● **WHAT IS BEING ASKED**
Find each line in the records below that contains the word "text", and copy it out.

● **DATASET ENTRIES**
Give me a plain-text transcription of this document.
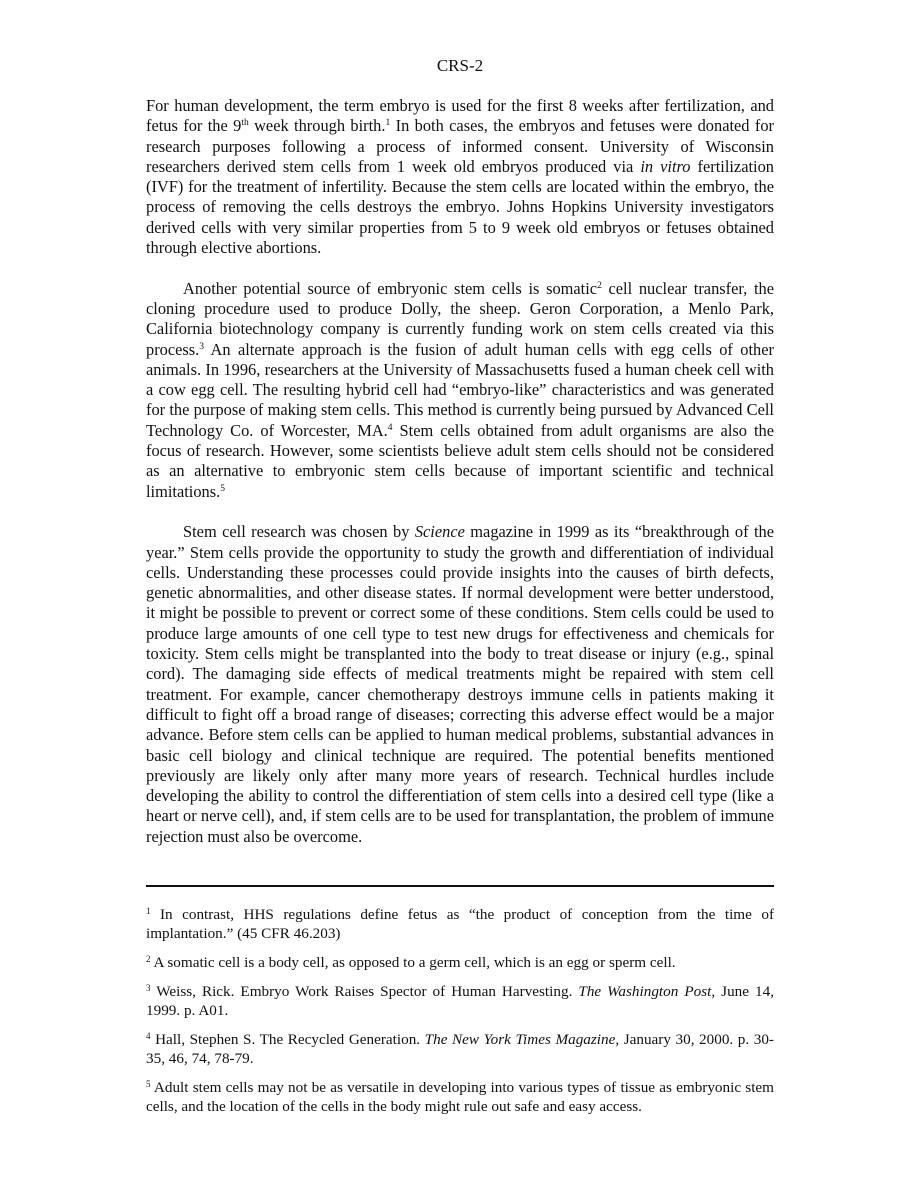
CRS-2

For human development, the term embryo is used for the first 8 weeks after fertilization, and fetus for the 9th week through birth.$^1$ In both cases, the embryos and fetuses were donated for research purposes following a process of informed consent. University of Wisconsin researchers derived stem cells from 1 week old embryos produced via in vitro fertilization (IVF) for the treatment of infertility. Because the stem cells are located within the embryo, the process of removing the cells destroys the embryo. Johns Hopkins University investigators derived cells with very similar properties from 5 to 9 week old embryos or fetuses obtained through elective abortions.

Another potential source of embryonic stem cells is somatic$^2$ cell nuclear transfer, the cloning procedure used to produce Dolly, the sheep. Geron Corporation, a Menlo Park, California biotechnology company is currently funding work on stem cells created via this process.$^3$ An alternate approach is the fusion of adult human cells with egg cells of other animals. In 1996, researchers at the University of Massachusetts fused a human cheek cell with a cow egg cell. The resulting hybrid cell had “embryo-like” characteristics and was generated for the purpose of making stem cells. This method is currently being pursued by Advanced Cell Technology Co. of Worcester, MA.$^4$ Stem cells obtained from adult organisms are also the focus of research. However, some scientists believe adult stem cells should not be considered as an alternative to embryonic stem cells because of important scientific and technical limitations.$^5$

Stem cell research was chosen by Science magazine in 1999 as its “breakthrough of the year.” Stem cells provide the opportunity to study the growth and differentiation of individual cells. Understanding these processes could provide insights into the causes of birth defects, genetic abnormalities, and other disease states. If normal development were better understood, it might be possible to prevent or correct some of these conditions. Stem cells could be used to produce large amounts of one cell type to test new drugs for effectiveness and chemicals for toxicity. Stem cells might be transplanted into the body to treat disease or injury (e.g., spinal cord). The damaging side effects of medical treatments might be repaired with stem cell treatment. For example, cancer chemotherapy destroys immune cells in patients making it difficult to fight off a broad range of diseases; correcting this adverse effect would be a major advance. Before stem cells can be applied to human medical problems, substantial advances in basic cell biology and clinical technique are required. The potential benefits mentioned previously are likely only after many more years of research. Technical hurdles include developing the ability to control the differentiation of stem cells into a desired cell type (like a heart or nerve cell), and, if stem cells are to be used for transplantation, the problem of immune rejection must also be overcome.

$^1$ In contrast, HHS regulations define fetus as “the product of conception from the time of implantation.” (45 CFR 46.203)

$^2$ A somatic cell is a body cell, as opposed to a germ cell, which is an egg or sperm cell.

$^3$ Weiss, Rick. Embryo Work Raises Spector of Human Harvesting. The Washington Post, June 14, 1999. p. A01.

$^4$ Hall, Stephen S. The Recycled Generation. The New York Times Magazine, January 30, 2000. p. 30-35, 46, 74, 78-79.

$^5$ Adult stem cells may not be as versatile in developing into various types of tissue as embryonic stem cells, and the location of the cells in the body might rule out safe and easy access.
...
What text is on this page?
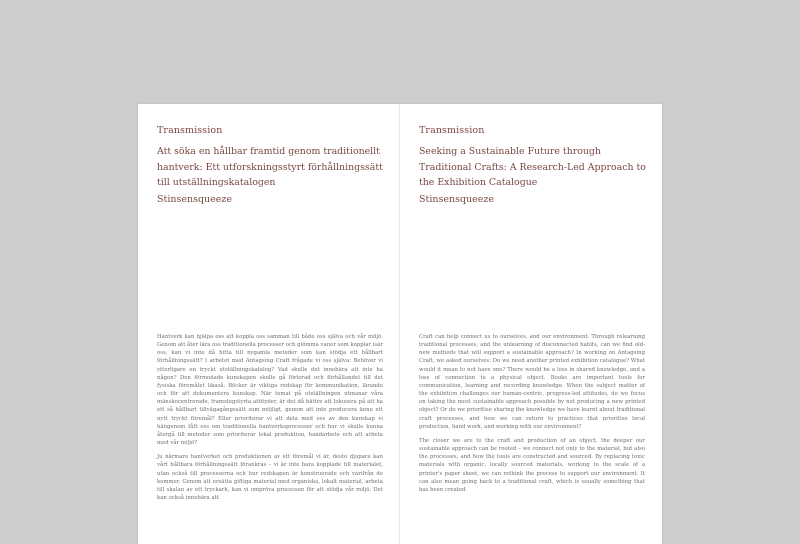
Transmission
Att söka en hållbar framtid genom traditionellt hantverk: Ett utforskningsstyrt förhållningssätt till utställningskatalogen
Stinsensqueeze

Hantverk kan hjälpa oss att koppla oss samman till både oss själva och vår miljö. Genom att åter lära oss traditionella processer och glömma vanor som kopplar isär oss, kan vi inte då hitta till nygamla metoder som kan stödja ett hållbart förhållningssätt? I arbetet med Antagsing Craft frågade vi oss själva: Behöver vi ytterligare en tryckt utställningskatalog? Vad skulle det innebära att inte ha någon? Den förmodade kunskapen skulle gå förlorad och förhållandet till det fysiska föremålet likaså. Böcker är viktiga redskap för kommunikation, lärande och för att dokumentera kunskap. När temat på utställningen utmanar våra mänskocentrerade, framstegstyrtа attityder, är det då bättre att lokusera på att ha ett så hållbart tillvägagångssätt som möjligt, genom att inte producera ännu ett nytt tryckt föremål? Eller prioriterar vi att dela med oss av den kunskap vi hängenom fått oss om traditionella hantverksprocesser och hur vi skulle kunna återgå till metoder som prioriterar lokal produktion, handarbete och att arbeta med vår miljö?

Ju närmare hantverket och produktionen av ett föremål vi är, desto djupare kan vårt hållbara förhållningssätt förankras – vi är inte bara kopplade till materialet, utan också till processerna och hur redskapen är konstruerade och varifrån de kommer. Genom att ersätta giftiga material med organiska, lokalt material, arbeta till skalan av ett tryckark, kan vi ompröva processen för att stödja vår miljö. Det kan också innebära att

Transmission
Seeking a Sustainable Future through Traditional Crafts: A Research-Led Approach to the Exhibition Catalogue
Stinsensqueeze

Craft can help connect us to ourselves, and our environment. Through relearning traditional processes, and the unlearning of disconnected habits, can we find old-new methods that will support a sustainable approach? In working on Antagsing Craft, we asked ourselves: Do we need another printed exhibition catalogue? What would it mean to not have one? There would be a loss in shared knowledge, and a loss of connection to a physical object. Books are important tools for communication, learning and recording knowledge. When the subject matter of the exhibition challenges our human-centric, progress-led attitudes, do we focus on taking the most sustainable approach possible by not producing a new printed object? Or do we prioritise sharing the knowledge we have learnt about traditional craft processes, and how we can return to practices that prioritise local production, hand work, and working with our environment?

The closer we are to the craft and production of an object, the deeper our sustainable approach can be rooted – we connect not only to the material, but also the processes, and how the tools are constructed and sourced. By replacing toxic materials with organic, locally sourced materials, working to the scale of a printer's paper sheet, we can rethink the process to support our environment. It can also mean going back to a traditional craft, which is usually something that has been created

● **OUTPUT FOR THIS TASK**
Give me a plain-text transcription of this document.
What text is on this page?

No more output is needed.